** START The data **

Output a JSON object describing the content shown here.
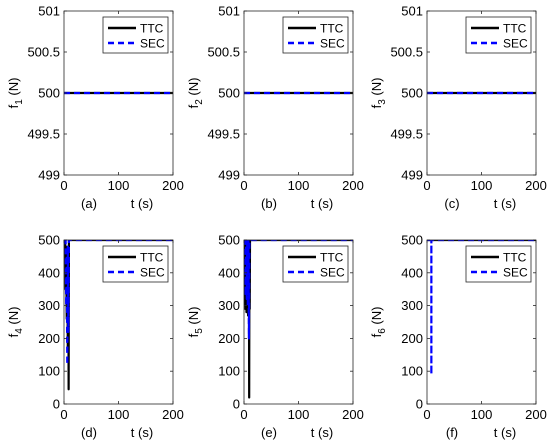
{
  "chart_data": [
    {
      "type": "line",
      "panel_label": "(a)",
      "ylabel_main": "f",
      "ylabel_sub": "1",
      "ylabel_unit": " (N)",
      "xlabel": "t (s)",
      "xlim": [
        0,
        200
      ],
      "ylim": [
        499,
        501
      ],
      "xticks": [
        0,
        100,
        200
      ],
      "yticks": [
        499,
        499.5,
        500,
        500.5,
        501
      ],
      "ytick_labels": [
        "499",
        "499.5",
        "500",
        "500.5",
        "501"
      ],
      "legend_position": "top-right",
      "series": [
        {
          "name": "TTC",
          "style": "solid",
          "color": "#000000",
          "x": [
            0,
            200
          ],
          "y": [
            500,
            500
          ]
        },
        {
          "name": "SEC",
          "style": "dashed",
          "color": "#0000ff",
          "x": [
            0,
            200
          ],
          "y": [
            500,
            500
          ]
        }
      ]
    },
    {
      "type": "line",
      "panel_label": "(b)",
      "ylabel_main": "f",
      "ylabel_sub": "2",
      "ylabel_unit": " (N)",
      "xlabel": "t (s)",
      "xlim": [
        0,
        200
      ],
      "ylim": [
        499,
        501
      ],
      "xticks": [
        0,
        100,
        200
      ],
      "yticks": [
        499,
        499.5,
        500,
        500.5,
        501
      ],
      "ytick_labels": [
        "499",
        "499.5",
        "500",
        "500.5",
        "501"
      ],
      "legend_position": "top-right",
      "series": [
        {
          "name": "TTC",
          "style": "solid",
          "color": "#000000",
          "x": [
            0,
            200
          ],
          "y": [
            500,
            500
          ]
        },
        {
          "name": "SEC",
          "style": "dashed",
          "color": "#0000ff",
          "x": [
            0,
            200
          ],
          "y": [
            500,
            500
          ]
        }
      ]
    },
    {
      "type": "line",
      "panel_label": "(c)",
      "ylabel_main": "f",
      "ylabel_sub": "3",
      "ylabel_unit": " (N)",
      "xlabel": "t (s)",
      "xlim": [
        0,
        200
      ],
      "ylim": [
        499,
        501
      ],
      "xticks": [
        0,
        100,
        200
      ],
      "yticks": [
        499,
        499.5,
        500,
        500.5,
        501
      ],
      "ytick_labels": [
        "499",
        "499.5",
        "500",
        "500.5",
        "501"
      ],
      "legend_position": "top-right",
      "series": [
        {
          "name": "TTC",
          "style": "solid",
          "color": "#000000",
          "x": [
            0,
            200
          ],
          "y": [
            500,
            500
          ]
        },
        {
          "name": "SEC",
          "style": "dashed",
          "color": "#0000ff",
          "x": [
            0,
            200
          ],
          "y": [
            500,
            500
          ]
        }
      ]
    },
    {
      "type": "line",
      "panel_label": "(d)",
      "ylabel_main": "f",
      "ylabel_sub": "4",
      "ylabel_unit": " (N)",
      "xlabel": "t (s)",
      "xlim": [
        0,
        200
      ],
      "ylim": [
        0,
        500
      ],
      "xticks": [
        0,
        100,
        200
      ],
      "yticks": [
        0,
        100,
        200,
        300,
        400,
        500
      ],
      "ytick_labels": [
        "0",
        "100",
        "200",
        "300",
        "400",
        "500"
      ],
      "legend_position": "top-right",
      "series": [
        {
          "name": "TTC",
          "style": "solid",
          "color": "#000000",
          "x": [
            0,
            2,
            3,
            4,
            5,
            6,
            7,
            8,
            8.5,
            9,
            10,
            200
          ],
          "y": [
            500,
            500,
            350,
            480,
            260,
            460,
            160,
            420,
            45,
            500,
            500,
            500
          ]
        },
        {
          "name": "SEC",
          "style": "dashed",
          "color": "#0000ff",
          "x": [
            0,
            3,
            4,
            5,
            6,
            7,
            8,
            9,
            200
          ],
          "y": [
            500,
            500,
            300,
            470,
            120,
            480,
            220,
            500,
            500
          ]
        }
      ]
    },
    {
      "type": "line",
      "panel_label": "(e)",
      "ylabel_main": "f",
      "ylabel_sub": "5",
      "ylabel_unit": " (N)",
      "xlabel": "t (s)",
      "xlim": [
        0,
        200
      ],
      "ylim": [
        0,
        500
      ],
      "xticks": [
        0,
        100,
        200
      ],
      "yticks": [
        0,
        100,
        200,
        300,
        400,
        500
      ],
      "ytick_labels": [
        "0",
        "100",
        "200",
        "300",
        "400",
        "500"
      ],
      "legend_position": "top-right",
      "series": [
        {
          "name": "TTC",
          "style": "solid",
          "color": "#000000",
          "x": [
            0,
            1,
            1.5,
            2,
            2.5,
            3,
            3.5,
            4,
            4.5,
            5,
            5.5,
            6,
            6.5,
            7,
            7.5,
            8,
            8.5,
            9,
            9.5,
            10,
            10.5,
            11,
            12,
            200
          ],
          "y": [
            500,
            500,
            300,
            500,
            290,
            500,
            310,
            500,
            280,
            500,
            300,
            500,
            290,
            500,
            270,
            500,
            310,
            500,
            20,
            500,
            290,
            500,
            500,
            500
          ]
        },
        {
          "name": "SEC",
          "style": "dashed",
          "color": "#0000ff",
          "x": [
            0,
            2,
            3,
            4,
            5,
            6,
            7,
            8,
            9,
            10,
            11,
            200
          ],
          "y": [
            500,
            500,
            330,
            500,
            320,
            500,
            300,
            500,
            200,
            500,
            500,
            500
          ]
        }
      ]
    },
    {
      "type": "line",
      "panel_label": "(f)",
      "ylabel_main": "f",
      "ylabel_sub": "6",
      "ylabel_unit": " (N)",
      "xlabel": "t (s)",
      "xlim": [
        0,
        200
      ],
      "ylim": [
        0,
        500
      ],
      "xticks": [
        0,
        100,
        200
      ],
      "yticks": [
        0,
        100,
        200,
        300,
        400,
        500
      ],
      "ytick_labels": [
        "0",
        "100",
        "200",
        "300",
        "400",
        "500"
      ],
      "legend_position": "top-right",
      "series": [
        {
          "name": "TTC",
          "style": "solid",
          "color": "#000000",
          "x": [
            0,
            200
          ],
          "y": [
            500,
            500
          ]
        },
        {
          "name": "SEC",
          "style": "dashed",
          "color": "#0000ff",
          "x": [
            0,
            8,
            8,
            8,
            200
          ],
          "y": [
            500,
            500,
            90,
            500,
            500
          ]
        }
      ]
    }
  ]
}
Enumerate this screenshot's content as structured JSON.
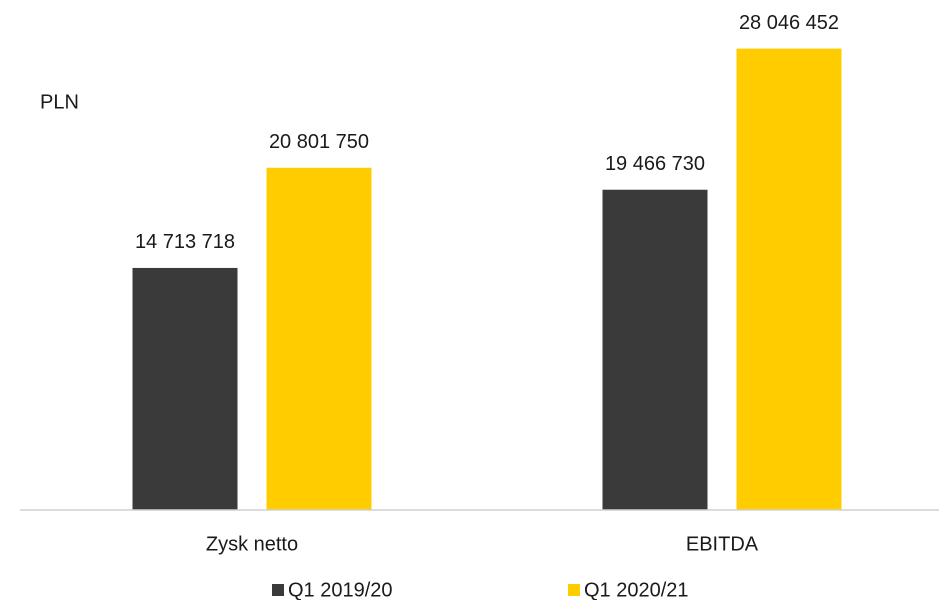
{
  "chart_data": {
    "type": "bar",
    "y_label": "PLN",
    "categories": [
      "Zysk netto",
      "EBITDA"
    ],
    "series": [
      {
        "name": "Q1 2019/20",
        "color": "#3a3a3a",
        "values": [
          14713718,
          19466730
        ],
        "value_labels": [
          "14 713 718",
          "19 466 730"
        ]
      },
      {
        "name": "Q1 2020/21",
        "color": "#ffcc00",
        "values": [
          20801750,
          28046452
        ],
        "value_labels": [
          "20 801 750",
          "28 046 452"
        ]
      }
    ],
    "ylim": [
      0,
      31000000
    ],
    "legend": "bottom"
  }
}
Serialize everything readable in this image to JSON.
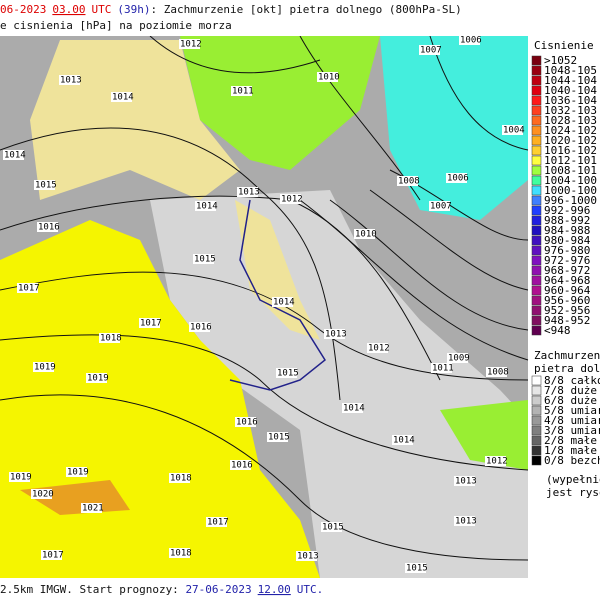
{
  "header": {
    "date": "06-2023",
    "time": "03.00",
    "utc": "UTC",
    "lead": "(39h)",
    "title": ": Zachmurzenie [okt] pietra dolnego (800hPa-SL)",
    "subtitle": "e cisnienia [hPa] na poziomie morza"
  },
  "pressure_legend": {
    "title": "Cisnienie [hP",
    "entries": [
      {
        "label": ">1052",
        "color": "#7a0010"
      },
      {
        "label": "1048-105",
        "color": "#9a0010"
      },
      {
        "label": "1044-104",
        "color": "#c00010"
      },
      {
        "label": "1040-104",
        "color": "#e00010"
      },
      {
        "label": "1036-104",
        "color": "#ff1a1a"
      },
      {
        "label": "1032-103",
        "color": "#ff4020"
      },
      {
        "label": "1028-103",
        "color": "#ff6a20"
      },
      {
        "label": "1024-102",
        "color": "#ff9020"
      },
      {
        "label": "1020-102",
        "color": "#ffb020"
      },
      {
        "label": "1016-102",
        "color": "#ffd030"
      },
      {
        "label": "1012-101",
        "color": "#ffff40"
      },
      {
        "label": "1008-101",
        "color": "#a0ff40"
      },
      {
        "label": "1004-100",
        "color": "#40ffa0"
      },
      {
        "label": "1000-100",
        "color": "#40e0ff"
      },
      {
        "label": "996-1000",
        "color": "#4080ff"
      },
      {
        "label": "992-996",
        "color": "#2040ff"
      },
      {
        "label": "988-992",
        "color": "#2020e0"
      },
      {
        "label": "984-988",
        "color": "#2010c0"
      },
      {
        "label": "980-984",
        "color": "#4010c0"
      },
      {
        "label": "976-980",
        "color": "#6010c0"
      },
      {
        "label": "972-976",
        "color": "#8010c0"
      },
      {
        "label": "968-972",
        "color": "#9010b0"
      },
      {
        "label": "964-968",
        "color": "#a010a0"
      },
      {
        "label": "960-964",
        "color": "#b01090"
      },
      {
        "label": "956-960",
        "color": "#a01080"
      },
      {
        "label": "952-956",
        "color": "#901070"
      },
      {
        "label": "948-952",
        "color": "#801060"
      },
      {
        "label": "<948",
        "color": "#600050"
      }
    ]
  },
  "cloud_legend": {
    "title": "Zachmurzenie",
    "subtitle": "pietra dolnego",
    "entries": [
      {
        "label": "8/8 całkow",
        "color": "#ffffff"
      },
      {
        "label": "7/8 duże",
        "color": "#e6e6e6"
      },
      {
        "label": "6/8 duże",
        "color": "#cccccc"
      },
      {
        "label": "5/8 umiar",
        "color": "#b3b3b3"
      },
      {
        "label": "4/8 umiar",
        "color": "#999999"
      },
      {
        "label": "3/8 umiar",
        "color": "#808080"
      },
      {
        "label": "2/8 małe",
        "color": "#666666"
      },
      {
        "label": "1/8 małe",
        "color": "#333333"
      },
      {
        "label": "0/8 bezch",
        "color": "#000000"
      }
    ],
    "note1": "(wypełnieni",
    "note2": "jest rysowa"
  },
  "map": {
    "labels": [
      "1012",
      "1013",
      "1011",
      "1010",
      "1007",
      "1006",
      "1014",
      "1004",
      "1014",
      "1015",
      "1013",
      "1012",
      "1008",
      "1006",
      "1007",
      "1014",
      "1016",
      "1010",
      "1015",
      "1017",
      "1014",
      "1017",
      "1016",
      "1013",
      "1018",
      "1012",
      "1009",
      "1011",
      "1008",
      "1019",
      "1019",
      "1015",
      "1014",
      "1016",
      "1015",
      "1014",
      "1012",
      "1019",
      "1019",
      "1018",
      "1016",
      "1020",
      "1021",
      "1013",
      "1017",
      "1015",
      "1013",
      "1018",
      "1017",
      "1013",
      "1015"
    ]
  },
  "footer": {
    "model": "2.5km IMGW. Start prognozy: ",
    "date": "27-06-2023",
    "time": "12.00",
    "utc": "UTC."
  }
}
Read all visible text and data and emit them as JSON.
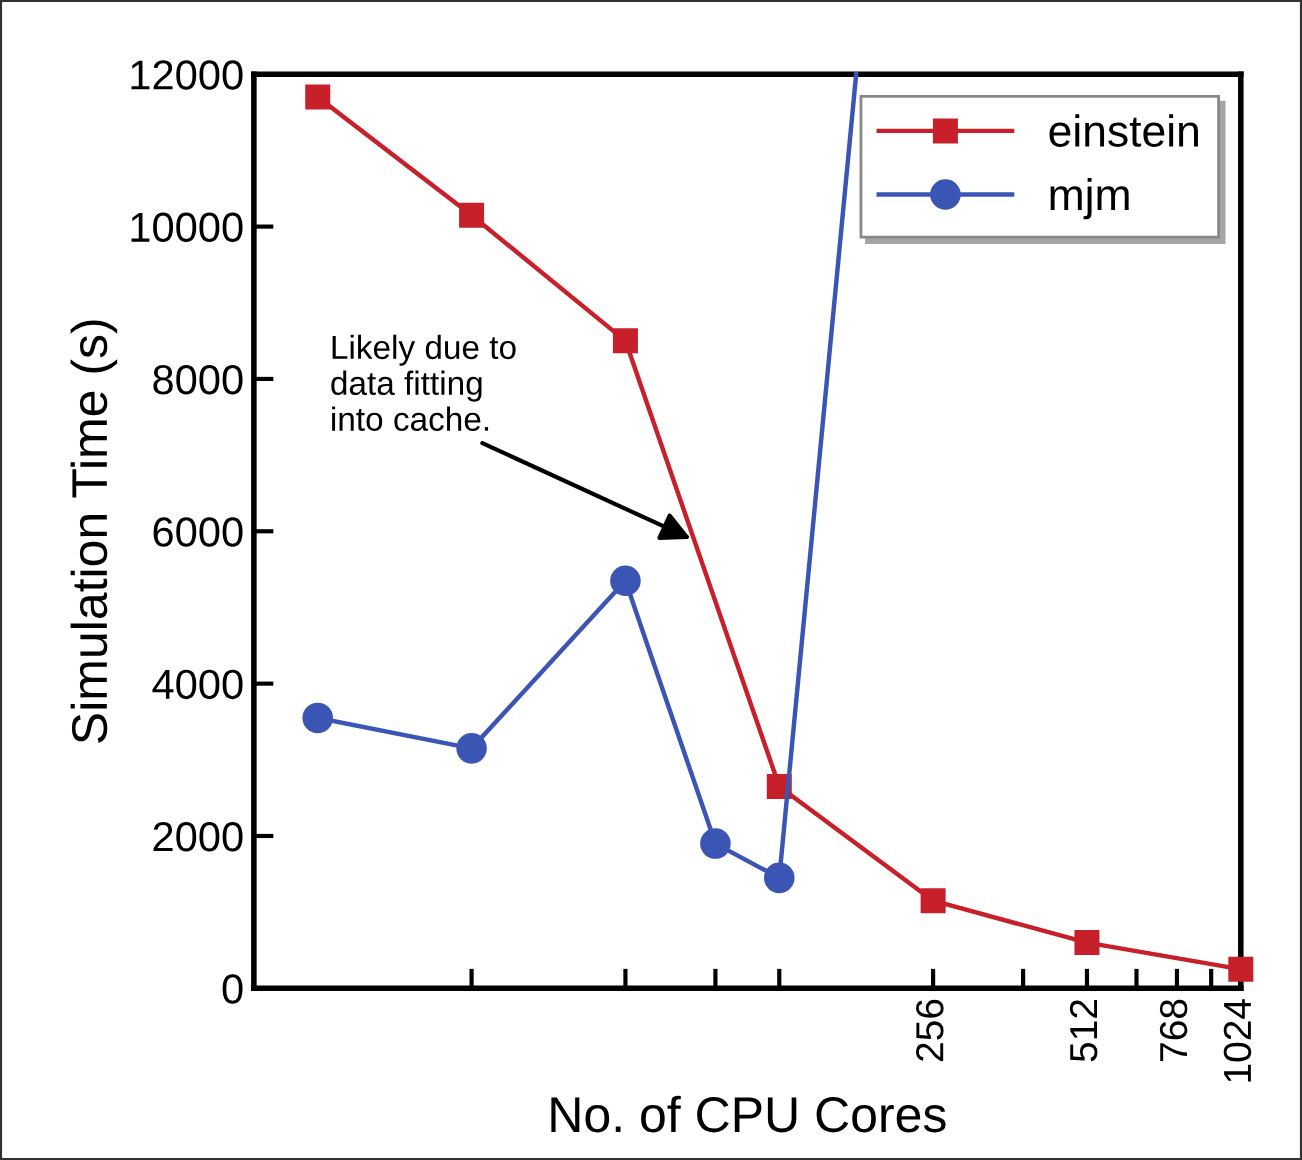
{
  "chart_data": {
    "type": "line",
    "xlabel": "No. of CPU Cores",
    "ylabel": "Simulation Time (s)",
    "log": "x",
    "xlim": [
      12,
      1024
    ],
    "ylim": [
      0,
      12000
    ],
    "xticks": [
      {
        "value": 32,
        "label": null
      },
      {
        "value": 64,
        "label": null
      },
      {
        "value": 96,
        "label": null
      },
      {
        "value": 128,
        "label": null
      },
      256,
      {
        "value": 384,
        "label": null
      },
      512,
      {
        "value": 640,
        "label": null
      },
      768,
      {
        "value": 896,
        "label": null
      },
      1024
    ],
    "yticks": [
      0,
      2000,
      4000,
      6000,
      8000,
      10000,
      12000
    ],
    "grid": false,
    "legend": "top right",
    "series": [
      {
        "name": "einstein",
        "color": "#c8202a",
        "marker": "square",
        "x": [
          16,
          32,
          64,
          128,
          256,
          512,
          1024
        ],
        "values": [
          11700,
          10150,
          8500,
          2650,
          1150,
          600,
          250
        ]
      },
      {
        "name": "mjm",
        "color": "#3a55b4",
        "marker": "circle",
        "x": [
          16,
          32,
          64,
          96,
          128
        ],
        "values": [
          3550,
          3150,
          5350,
          1900,
          1450
        ]
      },
      {
        "color": "#3a55b4",
        "marker": "none",
        "x": [
          128,
          181
        ],
        "values": [
          1450,
          12000
        ]
      }
    ],
    "annotations": [
      {
        "text": "Likely due to\ndata fitting\ninto cache.",
        "x": 86,
        "y": 5900
      }
    ]
  }
}
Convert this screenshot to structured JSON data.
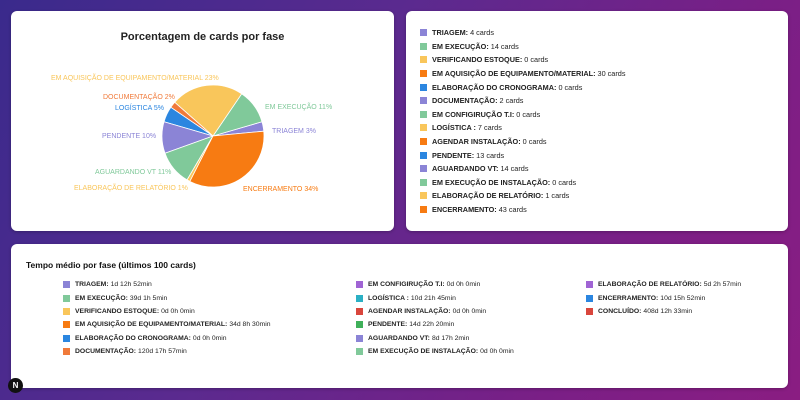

** END The data **

• [Stated problem]:
Count the lines in the records above that contain the word "pietra", and reply with only that number.

• [Response]:
2